-------- SELECTED PASSAGE --------
- Presenters Pedro Elias and Wesley Sonck
- Genre: Game show, Reality show
- Directed by: Andrew Van Dyck, Jelle Gordyn, Dirk Van den Houte
- Country of origin: Belgium
- Original language: Dutch
- No. of seasons: 3
- No. of episodes: 61

Production
- Running time: 30 minutes

Original release
- Network: Play4
- Release: 26 April 2020 – December 19, 2022

= Container Cup =

Belgian TV program

The Container Cup is a TV program developed by Woestijnvis and broadcast by Belgian TV channel Vier. The first season aired between 26 April 2020 and 28 May 2020. In the format, 32 professional sporters had to finish a series of seven sporting events, organised in a container, in the least amount of time. The eventual winner of the first season was Mathieu van der Poel, with Hanne Claes the fastest woman. Some so-called "Famous Flemings" (former sportspeople, TV presenters, ...) also participated.

The concept was created and filmed in less than two months, when all official sporting events were cancelled due to the COVID-19 pandemic.

The seven events were 1500m running, monkey bars, golf, 1000m rowing, shooting, bench press, and 3 km cycling. The time needed for the running, rowing and cycling was added together. The other events resulted in time reduced: one second for each monkey bar, for every three metre on the virtual golf course (best of three attempts), and for every two kilograms on the bench press (best of three attempts), and ten seconds per target hit on the shooting range (for a maximum of five). For these four events there was a time limit as well.

The format was sold to US company 3Ball Productions. It has also been sold to France, and other countries like Germany, the Netherlands, Italy, Spain and the UK have shown interest.

In December 2020 it won the Ha! van Humo as best Flemish television show of the year.

A second season was broadcast in 2021 and won by rower Ward Lemmelijn. A third season, broadcast in 2022, was won by canoeist Artuur Peters.

==Results==
===Season 1===
====Overall====
- 1: Mathieu van der Poel, cyclist: 8 minutes, 50 seconds, 2 hundreds
- 2: Greg Van Avermaet, cyclist: 9 minutes, 20 seconds, 30 hundreds
- 3: Oliver Naesen, cyclist: 9 minutes, 49 seconds, 40 hundreds

Then followed rower Tim Brys, football player Dennis Praet, judoka Dirk Van Tichelt, cyclists Victor Campenaerts, Thibau Nys, and Toon Aerts, and judoka Matthias Casse. The best women were athlete Hanne Claes, cyclist Jolien D'Hoore, and swimmer Fanny Lecluyse.
--------
__INSTRUCTIONS__
1. In the Container Cup text, who won the third season?
2. Using the Container Cup text, decide whether each statement agrees with it: (a) The first season aired between 26 April 2020 and 28 May 2020. (b) Each target hit on the shooting range took five seconds off a contestant's time. (c) The format was sold to a US company.
3. Extend the Container Cup text, picking up after its final sentence.
-------- MATERIAL SUPPLIED --------
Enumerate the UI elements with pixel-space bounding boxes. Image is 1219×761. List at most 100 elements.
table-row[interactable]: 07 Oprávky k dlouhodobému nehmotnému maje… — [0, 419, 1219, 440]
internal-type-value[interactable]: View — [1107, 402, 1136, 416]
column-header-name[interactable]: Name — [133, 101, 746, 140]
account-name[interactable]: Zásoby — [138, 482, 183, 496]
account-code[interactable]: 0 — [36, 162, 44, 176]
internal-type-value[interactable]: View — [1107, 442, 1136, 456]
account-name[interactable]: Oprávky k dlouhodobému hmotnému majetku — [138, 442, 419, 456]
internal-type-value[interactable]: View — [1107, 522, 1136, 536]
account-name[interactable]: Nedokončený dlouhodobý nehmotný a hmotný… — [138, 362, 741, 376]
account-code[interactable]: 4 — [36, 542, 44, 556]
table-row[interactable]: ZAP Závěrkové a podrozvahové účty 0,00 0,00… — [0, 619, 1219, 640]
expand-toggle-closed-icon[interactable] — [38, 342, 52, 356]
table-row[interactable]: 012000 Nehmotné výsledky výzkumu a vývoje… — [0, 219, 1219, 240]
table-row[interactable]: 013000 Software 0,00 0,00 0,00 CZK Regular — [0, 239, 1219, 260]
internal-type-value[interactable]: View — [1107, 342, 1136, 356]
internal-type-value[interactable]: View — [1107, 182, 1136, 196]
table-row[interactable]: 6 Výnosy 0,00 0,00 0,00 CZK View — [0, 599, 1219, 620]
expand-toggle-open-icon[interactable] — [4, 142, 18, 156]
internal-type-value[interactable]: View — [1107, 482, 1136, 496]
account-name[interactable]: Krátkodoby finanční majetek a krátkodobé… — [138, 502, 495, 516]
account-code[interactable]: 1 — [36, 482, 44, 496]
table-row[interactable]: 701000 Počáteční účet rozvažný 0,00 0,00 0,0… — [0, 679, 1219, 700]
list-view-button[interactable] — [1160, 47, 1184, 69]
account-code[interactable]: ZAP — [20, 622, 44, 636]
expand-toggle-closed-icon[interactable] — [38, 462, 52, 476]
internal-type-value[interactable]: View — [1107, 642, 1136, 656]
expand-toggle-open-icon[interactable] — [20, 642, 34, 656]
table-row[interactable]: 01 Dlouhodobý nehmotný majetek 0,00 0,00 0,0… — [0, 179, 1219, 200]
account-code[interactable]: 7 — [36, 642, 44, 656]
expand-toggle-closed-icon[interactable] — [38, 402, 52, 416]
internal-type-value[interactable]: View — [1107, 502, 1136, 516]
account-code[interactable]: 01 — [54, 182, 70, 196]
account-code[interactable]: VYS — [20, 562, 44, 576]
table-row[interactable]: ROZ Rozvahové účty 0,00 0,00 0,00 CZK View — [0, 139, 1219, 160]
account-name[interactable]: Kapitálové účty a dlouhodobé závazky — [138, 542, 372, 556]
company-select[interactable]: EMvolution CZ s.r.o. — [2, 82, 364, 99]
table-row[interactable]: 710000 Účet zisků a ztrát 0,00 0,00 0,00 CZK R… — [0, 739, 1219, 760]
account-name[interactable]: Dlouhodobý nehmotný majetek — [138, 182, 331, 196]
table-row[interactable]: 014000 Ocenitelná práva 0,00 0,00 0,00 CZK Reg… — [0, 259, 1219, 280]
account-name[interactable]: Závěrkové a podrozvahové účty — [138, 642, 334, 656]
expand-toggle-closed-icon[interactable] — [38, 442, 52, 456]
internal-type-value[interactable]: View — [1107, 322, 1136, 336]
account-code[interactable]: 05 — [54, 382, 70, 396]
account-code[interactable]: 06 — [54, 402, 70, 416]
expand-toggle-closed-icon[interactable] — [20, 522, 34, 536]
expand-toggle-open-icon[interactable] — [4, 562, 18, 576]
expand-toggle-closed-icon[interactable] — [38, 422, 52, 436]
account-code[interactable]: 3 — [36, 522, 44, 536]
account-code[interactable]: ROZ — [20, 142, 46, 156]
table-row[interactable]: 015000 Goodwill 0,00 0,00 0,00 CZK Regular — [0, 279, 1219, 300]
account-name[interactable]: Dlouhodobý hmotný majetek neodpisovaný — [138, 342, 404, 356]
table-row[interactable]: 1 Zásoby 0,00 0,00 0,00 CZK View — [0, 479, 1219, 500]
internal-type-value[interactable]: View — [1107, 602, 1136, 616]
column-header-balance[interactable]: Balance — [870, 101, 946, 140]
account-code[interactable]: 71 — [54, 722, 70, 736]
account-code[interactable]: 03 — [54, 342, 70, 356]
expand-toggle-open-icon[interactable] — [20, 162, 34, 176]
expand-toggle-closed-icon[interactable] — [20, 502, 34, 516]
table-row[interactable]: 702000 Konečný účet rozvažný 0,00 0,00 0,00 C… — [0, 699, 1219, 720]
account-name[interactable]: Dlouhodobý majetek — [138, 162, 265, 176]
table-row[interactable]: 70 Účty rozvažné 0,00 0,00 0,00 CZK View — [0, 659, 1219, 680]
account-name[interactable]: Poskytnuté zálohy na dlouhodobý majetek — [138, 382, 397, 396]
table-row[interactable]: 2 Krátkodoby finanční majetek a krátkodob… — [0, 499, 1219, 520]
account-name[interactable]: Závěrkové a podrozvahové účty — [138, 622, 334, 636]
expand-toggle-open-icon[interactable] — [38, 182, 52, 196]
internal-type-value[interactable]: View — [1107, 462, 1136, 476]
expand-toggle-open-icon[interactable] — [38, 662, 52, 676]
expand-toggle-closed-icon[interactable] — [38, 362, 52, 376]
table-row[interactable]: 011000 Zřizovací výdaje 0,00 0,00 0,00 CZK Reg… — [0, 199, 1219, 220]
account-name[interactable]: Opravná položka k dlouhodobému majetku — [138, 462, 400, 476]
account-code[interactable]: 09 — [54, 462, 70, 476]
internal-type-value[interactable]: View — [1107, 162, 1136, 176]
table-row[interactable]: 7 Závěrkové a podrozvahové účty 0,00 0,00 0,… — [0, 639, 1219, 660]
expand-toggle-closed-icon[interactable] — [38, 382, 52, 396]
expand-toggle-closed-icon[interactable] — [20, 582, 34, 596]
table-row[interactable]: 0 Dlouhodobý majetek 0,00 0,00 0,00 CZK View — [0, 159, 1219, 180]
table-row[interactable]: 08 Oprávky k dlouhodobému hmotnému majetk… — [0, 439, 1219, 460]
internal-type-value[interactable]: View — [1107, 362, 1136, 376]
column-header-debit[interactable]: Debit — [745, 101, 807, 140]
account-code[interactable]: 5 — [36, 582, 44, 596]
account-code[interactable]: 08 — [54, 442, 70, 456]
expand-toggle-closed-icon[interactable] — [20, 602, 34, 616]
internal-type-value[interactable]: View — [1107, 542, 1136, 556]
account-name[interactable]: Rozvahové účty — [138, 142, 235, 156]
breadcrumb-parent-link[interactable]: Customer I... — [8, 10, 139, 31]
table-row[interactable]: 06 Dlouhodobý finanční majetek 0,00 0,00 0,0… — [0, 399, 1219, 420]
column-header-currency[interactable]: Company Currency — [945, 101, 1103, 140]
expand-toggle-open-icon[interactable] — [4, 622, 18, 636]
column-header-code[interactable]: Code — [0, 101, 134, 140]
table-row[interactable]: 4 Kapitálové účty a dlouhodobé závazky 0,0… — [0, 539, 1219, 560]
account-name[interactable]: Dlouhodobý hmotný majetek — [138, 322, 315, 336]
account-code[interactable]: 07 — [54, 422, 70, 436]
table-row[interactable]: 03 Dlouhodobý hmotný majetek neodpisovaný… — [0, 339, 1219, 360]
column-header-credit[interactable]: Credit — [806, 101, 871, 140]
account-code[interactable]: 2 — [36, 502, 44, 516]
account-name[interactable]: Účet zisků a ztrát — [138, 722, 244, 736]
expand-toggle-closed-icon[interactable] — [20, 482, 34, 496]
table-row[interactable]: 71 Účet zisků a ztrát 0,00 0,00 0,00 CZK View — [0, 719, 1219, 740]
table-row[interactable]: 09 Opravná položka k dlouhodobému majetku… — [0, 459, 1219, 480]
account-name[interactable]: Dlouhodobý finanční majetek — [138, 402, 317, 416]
--------
__EXPECTED RESPONSES__
1. Canoeist Artuur Peters won the third season.

2.
(a) Yes: "The first season aired between 26 April 2020 and 28 May 2020."
(b) No: "ten seconds per target hit on the shooting range (for a maximum of five)"
(c) Yes: "The format was sold to US company 3Ball Productions."

3.
====Per event====
- Running: 1st Dennis Praet, 2nd Thibau Nys and 3rd athlete Dylan Borlée
- Monkey bars: 1st Dirk Van Tichelt and Matthias Casse, and 3rd Mathieu van der Poel
- Golf: 1st hockey player Arthur Van Doren, 2nd Dennis Praet, and 3rd athlete Jonathan Borlée
- Rowing: 1st Tim Brys, 2nd cyclist Wout Van Aert, and 3rd Matthias Casse
- Shooting: 1st Dirk Van Tichelt, and 2nd Jolien D'Hoore and Victor Campenaerts,
- Bench press: 1st Matthias Casse, 2nd Dirk Van Tichelt, and 3rd hockey player Thomas Briels and athlete Kevin Borlée
- Cycling: 1st Wout Van Aert, 2nd Mathieu van der Poel, and 3rd speed skater Bart Swings

===Season 2===
====Overall====
- 1: Ward Lemmelijn, rower: 7 minutes, 59 seconds, 82 hundreds
- 2: Marten Van Riel, triathlete: 8 minutes, 00 seconds, 36 hundreds
- 3: Jorre Verstraeten, judoka: 8 minutes, 07 seconds, 53 hundreds

Then followed gymnast Luka Van den Keybus, rallye driver Thierry Neuville, rugby player Gillian Benoy, boxer Ryad Merhy, basketball player Jean-Marc Mwema, cyclist Tim Declercq, and korfbal player Jarni Amorgaste. The best women were athlete Paulien Couckuyt, cyclist Lotte Kopecky, and boxer Delfine Persoon.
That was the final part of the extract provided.